* Begin *

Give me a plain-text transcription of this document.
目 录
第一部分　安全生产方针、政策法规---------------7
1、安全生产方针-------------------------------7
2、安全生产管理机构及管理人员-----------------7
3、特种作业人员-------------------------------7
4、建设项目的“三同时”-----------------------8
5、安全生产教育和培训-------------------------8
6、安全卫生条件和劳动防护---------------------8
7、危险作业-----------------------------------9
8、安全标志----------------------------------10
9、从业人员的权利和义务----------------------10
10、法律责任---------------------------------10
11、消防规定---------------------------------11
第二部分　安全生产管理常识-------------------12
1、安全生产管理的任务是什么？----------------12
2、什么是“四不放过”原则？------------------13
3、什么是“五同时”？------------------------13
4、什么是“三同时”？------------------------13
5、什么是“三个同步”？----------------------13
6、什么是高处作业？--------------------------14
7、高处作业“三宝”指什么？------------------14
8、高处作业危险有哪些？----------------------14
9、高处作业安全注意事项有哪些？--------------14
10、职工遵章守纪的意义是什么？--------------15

* End *
* Begin *

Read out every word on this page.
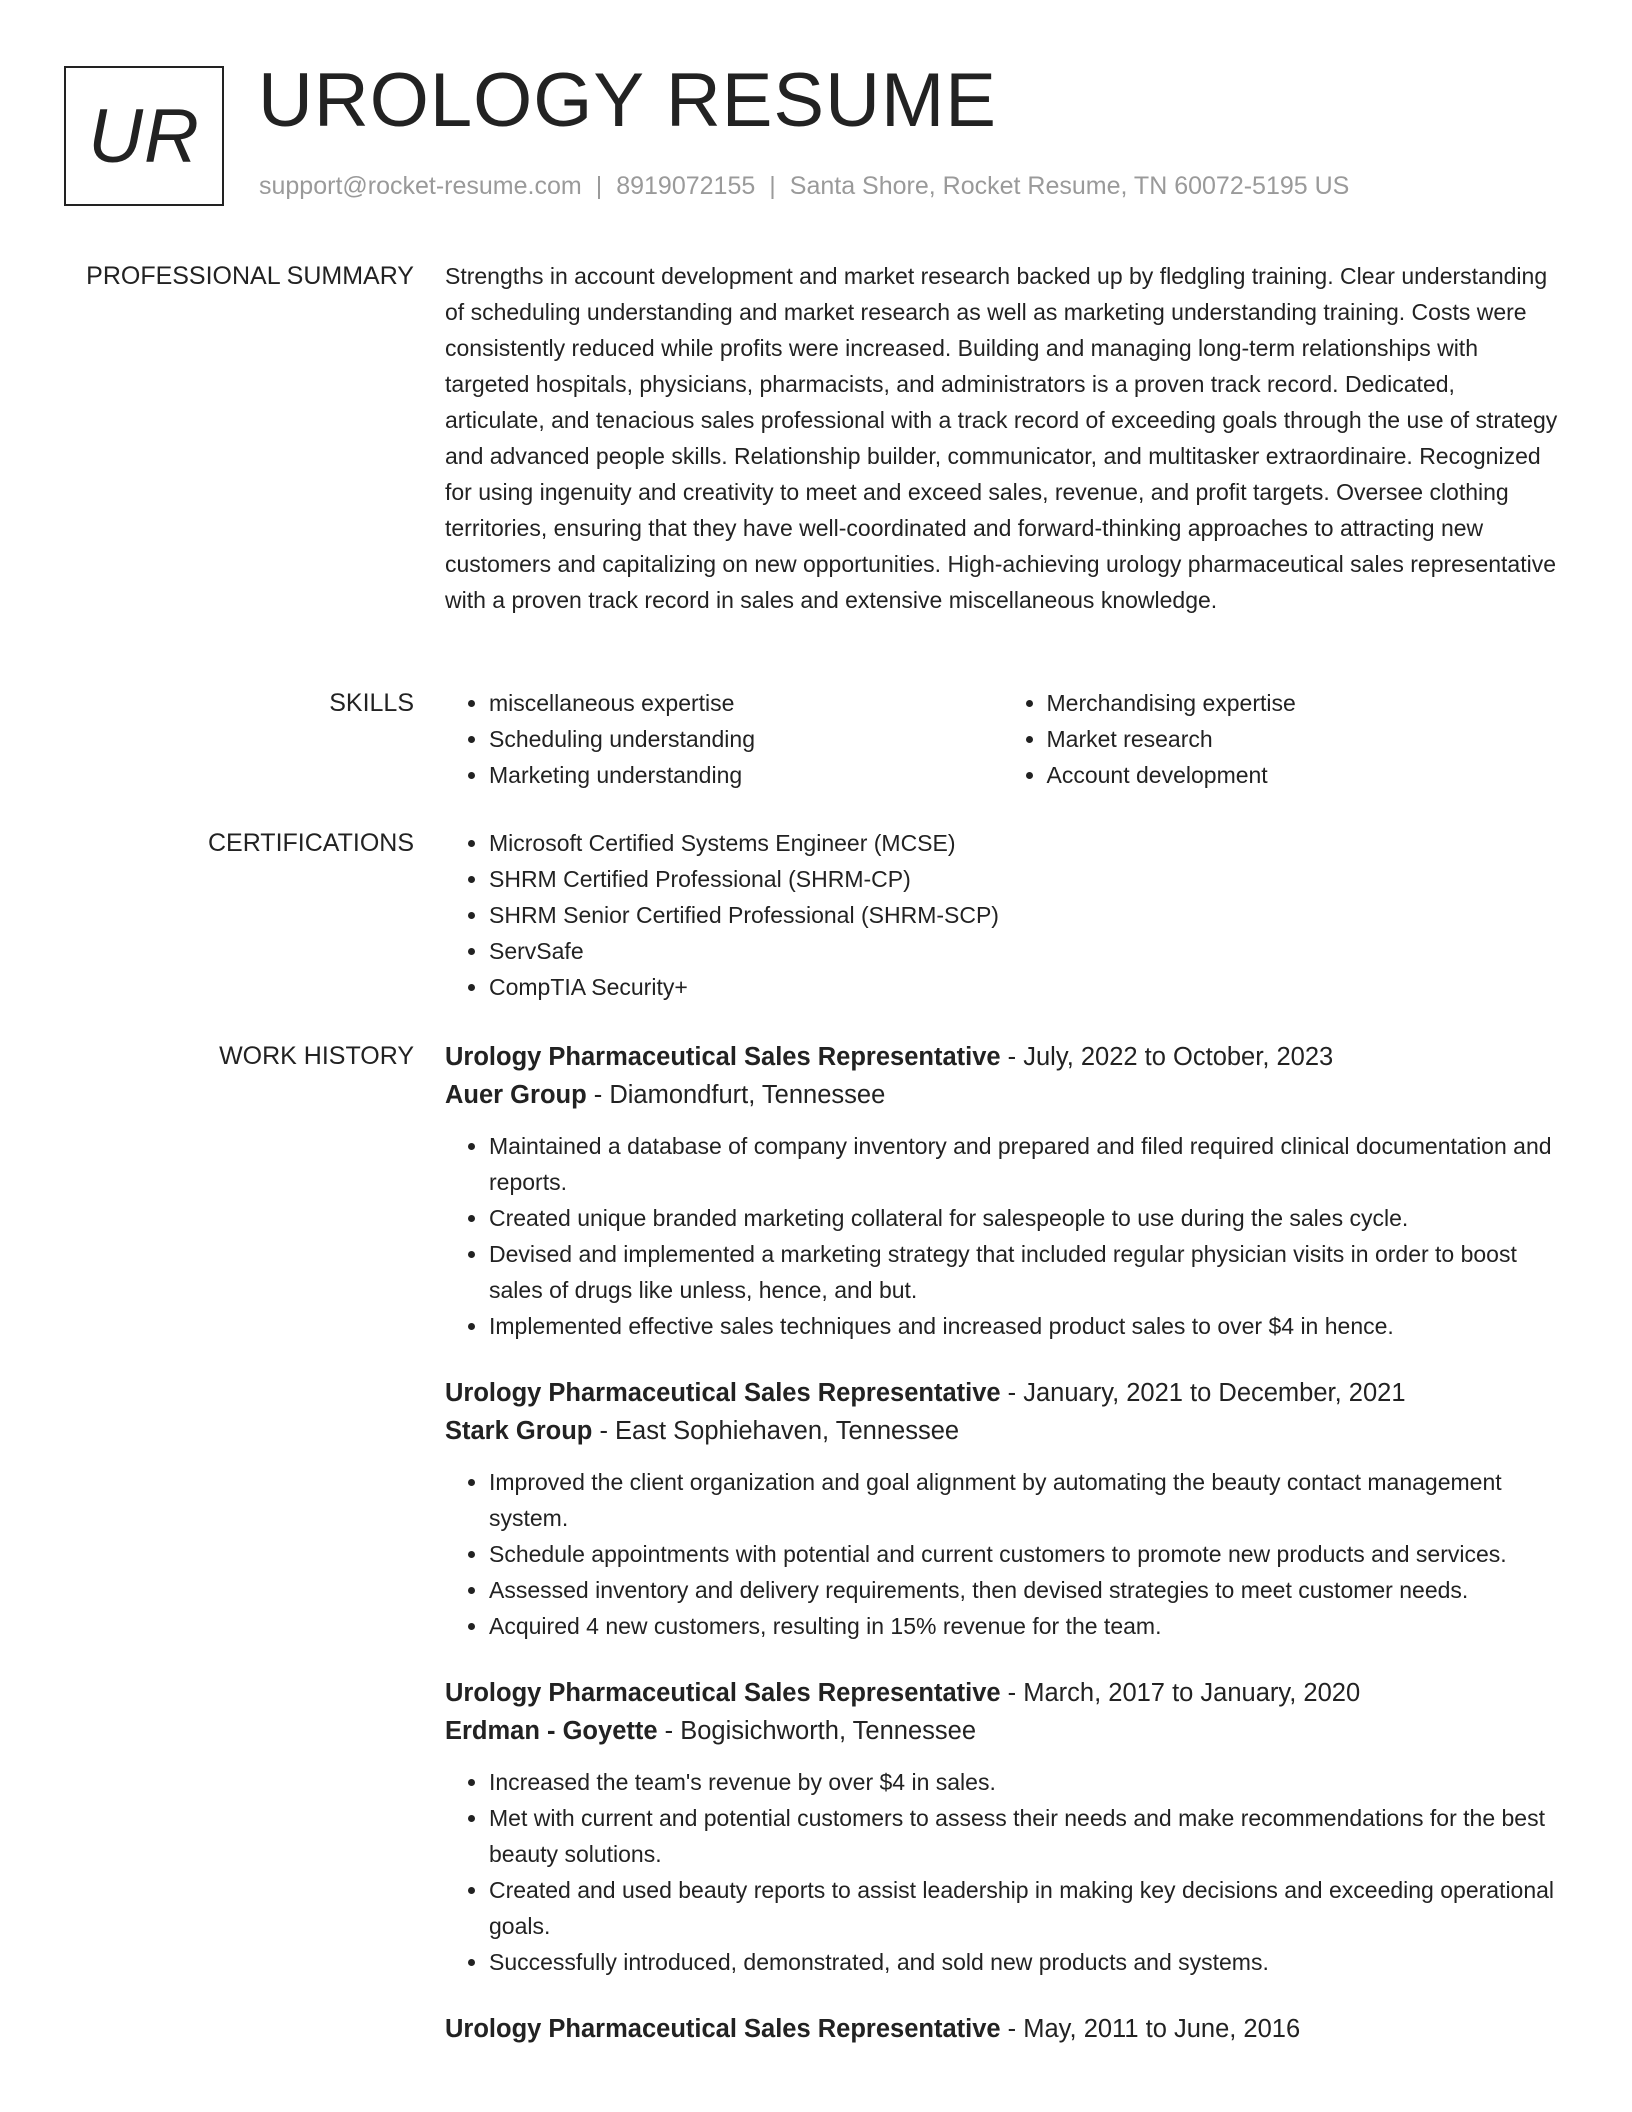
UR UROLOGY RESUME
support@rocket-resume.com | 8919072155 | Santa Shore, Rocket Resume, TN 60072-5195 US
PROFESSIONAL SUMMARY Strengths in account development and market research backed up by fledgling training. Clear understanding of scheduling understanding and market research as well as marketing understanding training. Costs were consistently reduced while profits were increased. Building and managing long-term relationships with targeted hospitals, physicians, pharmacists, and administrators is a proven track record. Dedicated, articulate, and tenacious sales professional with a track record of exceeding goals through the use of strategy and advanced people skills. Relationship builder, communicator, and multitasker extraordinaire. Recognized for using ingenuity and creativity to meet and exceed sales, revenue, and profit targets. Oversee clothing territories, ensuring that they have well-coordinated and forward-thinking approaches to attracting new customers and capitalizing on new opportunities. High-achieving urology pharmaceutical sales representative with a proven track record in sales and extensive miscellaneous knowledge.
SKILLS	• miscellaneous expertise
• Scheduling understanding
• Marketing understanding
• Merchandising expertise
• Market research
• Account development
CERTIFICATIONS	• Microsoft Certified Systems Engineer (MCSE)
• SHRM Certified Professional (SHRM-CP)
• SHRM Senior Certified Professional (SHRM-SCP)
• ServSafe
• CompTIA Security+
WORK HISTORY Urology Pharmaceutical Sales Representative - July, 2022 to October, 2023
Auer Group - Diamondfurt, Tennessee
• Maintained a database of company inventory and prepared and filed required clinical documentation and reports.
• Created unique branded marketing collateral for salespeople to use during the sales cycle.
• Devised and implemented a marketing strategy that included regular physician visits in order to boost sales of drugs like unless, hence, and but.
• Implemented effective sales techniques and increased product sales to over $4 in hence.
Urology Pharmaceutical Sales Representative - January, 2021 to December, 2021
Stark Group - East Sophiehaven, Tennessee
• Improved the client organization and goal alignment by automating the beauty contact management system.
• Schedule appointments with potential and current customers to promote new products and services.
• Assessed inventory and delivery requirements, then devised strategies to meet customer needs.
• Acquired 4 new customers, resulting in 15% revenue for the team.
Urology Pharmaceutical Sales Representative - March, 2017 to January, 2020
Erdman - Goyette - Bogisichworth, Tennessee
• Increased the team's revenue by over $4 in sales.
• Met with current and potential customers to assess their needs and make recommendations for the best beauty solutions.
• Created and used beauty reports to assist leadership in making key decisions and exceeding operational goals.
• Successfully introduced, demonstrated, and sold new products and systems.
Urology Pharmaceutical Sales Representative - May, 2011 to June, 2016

* End *

TASK REQUIREMENTS.
Return all lines with the word "potential" in them.

ANSWER TO THIS PROBLEM.
• Schedule appointments with potential and current customers to promote new products and services.
• Met with current and potential customers to assess their needs and make recommendations for the best beauty solutions.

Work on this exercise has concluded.